Hold On Tight During Mr. Wall Street’s Wild Rides
In this special edition of Stock Exchange, Times staff writers James Peltz and Michael Hiltzik review Tuesday’s wild stock market, and what it means for investors.
Jim: The market just closed, Mike, and I see the Nasdaq composite index--home of all those highflying tech stocks--slipped about 75 points, and the Dow Jones industrials edged down 57 or so.
Mike: Looks like just another day.
Jim: Hardly. I’m really, really upset about what happened.
Mike: Why?
Jim: Because this morning I could have bought Sun Microsystems for $72, and it closed around $90. Or I could have bought Oracle at $65 and seen it jump to $75 before the day was out. Same with Dell Computer: Could have snapped it up at $48 and now it’s worth $54 and change. Getting my drift here?
Mike: I’m getting it, but the fact is those buying opportunities at the bottom were a little like those cow towns in Kansas or Nebraska, you know, the ones where you don’t blink as you drive through or you’ll miss ‘em. Tuesday’s market turned on a dime, and by the end of the day a lot of major stocks were back where they were at sunrise.
Jim: And what’s weird is that there was no particular news today, other than the residue of the Microsoft antitrust decision Monday, which sparked a sell-off of the tech stocks that day, too.
Mike: But that was just a trigger for something more fundamental, which we’ll explain.
────────
Write the next part of the stock market dialogue, picking up after its final line. The data that follows comes from a separate source and is unrelated to the stock market dialogue.
────────
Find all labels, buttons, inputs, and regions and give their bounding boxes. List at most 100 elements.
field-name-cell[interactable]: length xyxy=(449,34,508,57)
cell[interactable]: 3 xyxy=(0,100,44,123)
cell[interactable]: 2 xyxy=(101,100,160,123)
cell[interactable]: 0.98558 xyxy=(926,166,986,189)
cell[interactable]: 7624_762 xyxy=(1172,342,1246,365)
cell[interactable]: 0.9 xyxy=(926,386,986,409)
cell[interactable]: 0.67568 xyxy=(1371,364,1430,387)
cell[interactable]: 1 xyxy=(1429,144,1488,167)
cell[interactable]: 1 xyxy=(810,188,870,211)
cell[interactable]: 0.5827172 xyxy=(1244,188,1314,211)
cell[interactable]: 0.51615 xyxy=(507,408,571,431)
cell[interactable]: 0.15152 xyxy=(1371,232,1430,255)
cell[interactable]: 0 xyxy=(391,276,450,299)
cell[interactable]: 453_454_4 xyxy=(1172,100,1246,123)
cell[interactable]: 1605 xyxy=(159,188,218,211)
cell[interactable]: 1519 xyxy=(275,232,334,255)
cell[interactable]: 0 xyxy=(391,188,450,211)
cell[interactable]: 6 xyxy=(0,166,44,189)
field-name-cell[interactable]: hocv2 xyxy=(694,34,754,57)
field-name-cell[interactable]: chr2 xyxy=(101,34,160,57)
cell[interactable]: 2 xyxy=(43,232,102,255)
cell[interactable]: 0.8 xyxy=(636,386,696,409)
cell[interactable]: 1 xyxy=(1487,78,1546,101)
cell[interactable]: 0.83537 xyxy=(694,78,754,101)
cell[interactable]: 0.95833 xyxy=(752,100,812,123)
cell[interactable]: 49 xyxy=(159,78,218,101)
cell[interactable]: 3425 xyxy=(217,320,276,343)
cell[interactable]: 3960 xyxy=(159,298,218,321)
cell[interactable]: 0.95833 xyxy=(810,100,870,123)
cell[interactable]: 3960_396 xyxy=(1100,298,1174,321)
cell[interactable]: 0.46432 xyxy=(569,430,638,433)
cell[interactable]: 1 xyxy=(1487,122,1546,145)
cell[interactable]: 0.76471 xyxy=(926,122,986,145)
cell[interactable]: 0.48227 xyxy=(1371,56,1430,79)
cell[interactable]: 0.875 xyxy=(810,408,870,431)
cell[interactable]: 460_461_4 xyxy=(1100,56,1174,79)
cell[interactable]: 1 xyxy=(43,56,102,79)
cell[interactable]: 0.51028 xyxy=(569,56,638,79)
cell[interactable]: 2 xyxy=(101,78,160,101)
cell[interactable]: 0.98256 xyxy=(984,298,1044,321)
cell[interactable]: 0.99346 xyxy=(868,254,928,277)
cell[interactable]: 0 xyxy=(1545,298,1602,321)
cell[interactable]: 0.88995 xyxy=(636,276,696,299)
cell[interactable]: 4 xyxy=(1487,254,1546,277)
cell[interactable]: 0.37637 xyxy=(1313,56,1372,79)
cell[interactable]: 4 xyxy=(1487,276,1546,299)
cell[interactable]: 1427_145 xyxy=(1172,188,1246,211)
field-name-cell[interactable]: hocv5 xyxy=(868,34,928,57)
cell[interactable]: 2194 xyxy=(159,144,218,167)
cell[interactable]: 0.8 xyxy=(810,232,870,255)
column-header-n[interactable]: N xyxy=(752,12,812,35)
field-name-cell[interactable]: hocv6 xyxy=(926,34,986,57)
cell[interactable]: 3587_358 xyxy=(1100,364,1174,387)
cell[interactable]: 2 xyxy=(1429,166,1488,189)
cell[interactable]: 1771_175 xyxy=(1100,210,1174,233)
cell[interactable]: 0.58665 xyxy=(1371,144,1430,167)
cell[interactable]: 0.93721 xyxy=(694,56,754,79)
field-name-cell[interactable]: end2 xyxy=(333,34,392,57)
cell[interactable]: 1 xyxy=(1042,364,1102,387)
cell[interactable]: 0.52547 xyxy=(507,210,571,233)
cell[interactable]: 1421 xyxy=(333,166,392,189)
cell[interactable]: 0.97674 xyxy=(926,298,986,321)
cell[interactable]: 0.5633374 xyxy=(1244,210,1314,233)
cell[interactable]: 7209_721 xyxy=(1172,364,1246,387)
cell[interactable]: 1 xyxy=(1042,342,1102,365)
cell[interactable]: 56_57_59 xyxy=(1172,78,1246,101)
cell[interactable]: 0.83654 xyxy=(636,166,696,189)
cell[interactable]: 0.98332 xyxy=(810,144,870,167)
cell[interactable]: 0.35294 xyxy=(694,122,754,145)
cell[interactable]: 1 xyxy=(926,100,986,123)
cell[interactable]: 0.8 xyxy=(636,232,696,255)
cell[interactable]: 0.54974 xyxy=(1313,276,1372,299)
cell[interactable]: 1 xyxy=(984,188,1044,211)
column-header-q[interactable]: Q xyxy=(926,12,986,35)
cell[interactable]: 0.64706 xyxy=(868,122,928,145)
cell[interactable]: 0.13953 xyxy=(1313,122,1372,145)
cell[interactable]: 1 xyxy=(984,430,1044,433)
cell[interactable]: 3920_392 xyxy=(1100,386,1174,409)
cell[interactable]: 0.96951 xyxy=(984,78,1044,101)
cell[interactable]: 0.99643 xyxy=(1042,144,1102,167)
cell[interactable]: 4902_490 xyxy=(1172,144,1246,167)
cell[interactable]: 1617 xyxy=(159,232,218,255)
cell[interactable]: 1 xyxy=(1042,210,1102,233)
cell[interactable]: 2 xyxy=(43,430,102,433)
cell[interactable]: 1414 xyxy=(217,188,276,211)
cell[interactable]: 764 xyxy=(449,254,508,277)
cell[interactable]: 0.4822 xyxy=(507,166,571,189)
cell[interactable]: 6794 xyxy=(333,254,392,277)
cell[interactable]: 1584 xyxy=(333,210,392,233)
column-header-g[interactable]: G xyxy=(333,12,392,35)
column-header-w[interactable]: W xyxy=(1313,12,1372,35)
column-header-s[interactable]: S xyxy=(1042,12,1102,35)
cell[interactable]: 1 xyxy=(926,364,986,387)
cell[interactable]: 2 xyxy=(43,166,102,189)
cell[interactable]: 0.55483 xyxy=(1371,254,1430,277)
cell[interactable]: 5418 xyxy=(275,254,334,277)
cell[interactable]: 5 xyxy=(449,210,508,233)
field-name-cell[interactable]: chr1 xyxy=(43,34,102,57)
────────
▸ **RESULT OF THIS EXERCISE**
Jim: Exactly. Now, no doubt a lot of investors are downright confused about what’s going on. I mean, they’re driving to work, listening to the radio and they hear that Nasdaq has plunged 400 points. Then they get home and find it closed with little change. And now all the pundits, and pundit wannabes, are guessing about what will happen next.
Mike: A silly exercise. But I feel confident about one thing: We’re in for three or four months of volatile swings. Probably not on this scale, but investors have to come to grips with the fact that many of these stocks--even after this latest carnage--are still trading at outrageous valuations.
Jim: Or in English, they’re still priced too high.
Mike: Right.
Jim: Like we’ve said before, investors have to put days like this in perspective. Translated, that means don’t panic. In fact, it wouldn’t hurt to stop watching the market every hour or even every day for a while.
Mike: I imagine the crack journalists at CNBC and those other financial news stations must have reported the early hours of Tuesday’s market as if a jetliner had gone down.
Jim: Then they had to figure out how to breathlessly explain why the plane suddenly got airborne again. The point is, if you were watching this coverage in the morning, you might have been prompted into selling, say, your Intel stock. You’d have missed a $2-plus gain for the day.
Mike: And overall, if you’re heavily invested in Nasdaq stocks, you’re generally about where you were on Feb. 2 of this year. And back then, of course, you were looking back over the previous 12 months, in which time you’d gained 65%, and saying, “I can’t believe I’ve made this much money.”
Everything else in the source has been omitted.